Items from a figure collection
= = = = =
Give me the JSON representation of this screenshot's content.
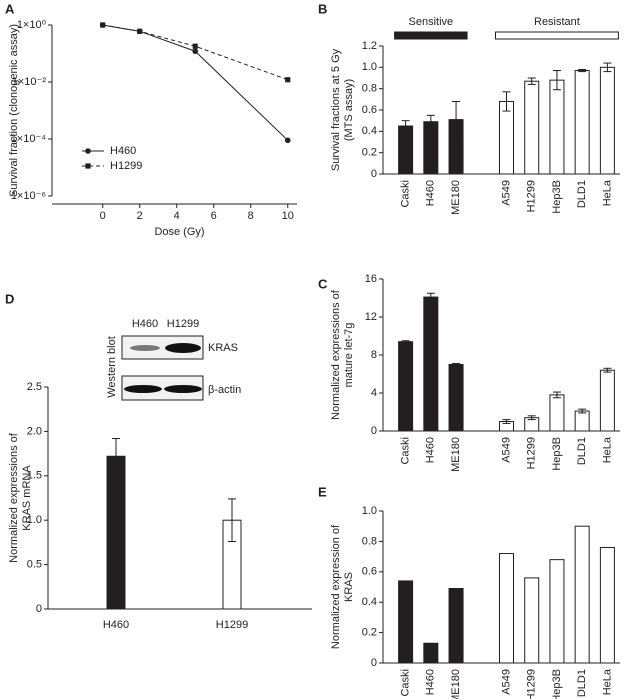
{
  "chart_data": [
    {
      "type": "line",
      "panel": "A",
      "xlabel": "Dose (Gy)",
      "ylabel": [
        "Survival fraction (clonogenic assay)"
      ],
      "x": [
        0,
        2,
        5,
        10
      ],
      "xlim": [
        -2.2,
        10.5
      ],
      "xticks": [
        0,
        2,
        4,
        6,
        8,
        10
      ],
      "ylog": true,
      "ylim": [
        1e-06,
        1
      ],
      "yticks": [
        {
          "value": 1,
          "label": "1×10⁰"
        },
        {
          "value": 0.01,
          "label": "1×10⁻²"
        },
        {
          "value": 0.0001,
          "label": "1×10⁻⁴"
        },
        {
          "value": 1e-06,
          "label": "1×10⁻⁶"
        }
      ],
      "legend": "lower left",
      "series": [
        {
          "name": "H460",
          "color": "#231f20",
          "marker": "circle",
          "dashed": false,
          "values": [
            1,
            0.6,
            0.12,
            9e-05
          ]
        },
        {
          "name": "H1299",
          "color": "#231f20",
          "marker": "square",
          "dashed": true,
          "values": [
            1,
            0.6,
            0.18,
            0.012
          ]
        }
      ]
    },
    {
      "type": "bar",
      "panel": "B",
      "ylabel": [
        "Survival fractions at 5 Gy",
        "(MTS assay)"
      ],
      "categories": [
        "Caski",
        "H460",
        "ME180",
        null,
        "A549",
        "H1299",
        "Hep3B",
        "DLD1",
        "HeLa"
      ],
      "values": [
        0.45,
        0.49,
        0.51,
        null,
        0.68,
        0.87,
        0.88,
        0.97,
        1.0
      ],
      "errors": [
        0.05,
        0.06,
        0.17,
        null,
        0.09,
        0.03,
        0.09,
        0.01,
        0.04
      ],
      "colors": [
        "#231f20",
        "#231f20",
        "#231f20",
        null,
        "#ffffff",
        "#ffffff",
        "#ffffff",
        "#ffffff",
        "#ffffff"
      ],
      "groups": [
        {
          "name": "Sensitive",
          "color": "#231f20"
        },
        {
          "name": "Resistant",
          "color": "#ffffff"
        }
      ],
      "ylim": [
        0,
        1.2
      ],
      "yticks": [
        0,
        0.2,
        0.4,
        0.6,
        0.8,
        {
          "value": 1,
          "label": "1.0"
        },
        1.2
      ]
    },
    {
      "type": "bar",
      "panel": "C",
      "ylabel": [
        "Normalized expressions of",
        "mature let-7g"
      ],
      "categories": [
        "Caski",
        "H460",
        "ME180",
        null,
        "A549",
        "H1299",
        "Hep3B",
        "DLD1",
        "HeLa"
      ],
      "values": [
        9.4,
        14.1,
        7.0,
        null,
        1.0,
        1.4,
        3.8,
        2.1,
        6.4
      ],
      "errors": [
        0.1,
        0.4,
        0.1,
        null,
        0.2,
        0.2,
        0.3,
        0.2,
        0.2
      ],
      "colors": [
        "#231f20",
        "#231f20",
        "#231f20",
        null,
        "#ffffff",
        "#ffffff",
        "#ffffff",
        "#ffffff",
        "#ffffff"
      ],
      "ylim": [
        0,
        16
      ],
      "yticks": [
        0,
        4,
        8,
        12,
        16
      ]
    },
    {
      "type": "bar",
      "panel": "D",
      "ylabel": [
        "Normalized expressions of",
        "KRAS mRNA"
      ],
      "blot": {
        "title": "Western blot",
        "lanes": [
          "H460",
          "H1299"
        ],
        "bands": [
          "KRAS",
          "β-actin"
        ]
      },
      "categories": [
        "H460",
        "H1299"
      ],
      "values": [
        1.72,
        1.0
      ],
      "errors": [
        0.2,
        0.24
      ],
      "colors": [
        "#231f20",
        "#ffffff"
      ],
      "ylim": [
        0,
        2.5
      ],
      "yticks": [
        0,
        0.5,
        {
          "value": 1,
          "label": "1.0"
        },
        1.5,
        {
          "value": 2,
          "label": "2.0"
        },
        2.5
      ]
    },
    {
      "type": "bar",
      "panel": "E",
      "ylabel": [
        "Normalized expression of",
        "KRAS"
      ],
      "categories": [
        "Caski",
        "H460",
        "ME180",
        null,
        "A549",
        "H1299",
        "Hep3B",
        "DLD1",
        "HeLa"
      ],
      "values": [
        0.54,
        0.13,
        0.49,
        null,
        0.72,
        0.56,
        0.68,
        0.9,
        0.76
      ],
      "colors": [
        "#231f20",
        "#231f20",
        "#231f20",
        null,
        "#ffffff",
        "#ffffff",
        "#ffffff",
        "#ffffff",
        "#ffffff"
      ],
      "ylim": [
        0,
        1
      ],
      "yticks": [
        0,
        0.2,
        0.4,
        0.6,
        0.8,
        {
          "value": 1,
          "label": "1.0"
        }
      ]
    }
  ]
}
= = = = =
Find the word "panel" in the data and copy out each line where it turns up.

Written response:
      "panel": "A",
      "panel": "B",
      "panel": "C",
      "panel": "D",
      "panel": "E",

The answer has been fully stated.